What is needed: Reproduce the material exactly, omitting nothing.

--- begin ---

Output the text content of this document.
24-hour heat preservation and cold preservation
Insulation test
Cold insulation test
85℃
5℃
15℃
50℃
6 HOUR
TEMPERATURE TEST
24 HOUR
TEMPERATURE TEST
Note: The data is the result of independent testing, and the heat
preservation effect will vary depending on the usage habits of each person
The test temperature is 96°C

--- end ---

Correct answer:
Output the text content of this document.
24-hour heat preservation and cold preservation
Insulation test
Cold insulation test
85℃
5℃
15℃
50℃
6 HOUR
TEMPERATURE TEST
24 HOUR
TEMPERATURE TEST
Note: The data is the result of independent testing, and the heat
preservation effect will vary depending on the usage habits of each person
The test temperature is 96°C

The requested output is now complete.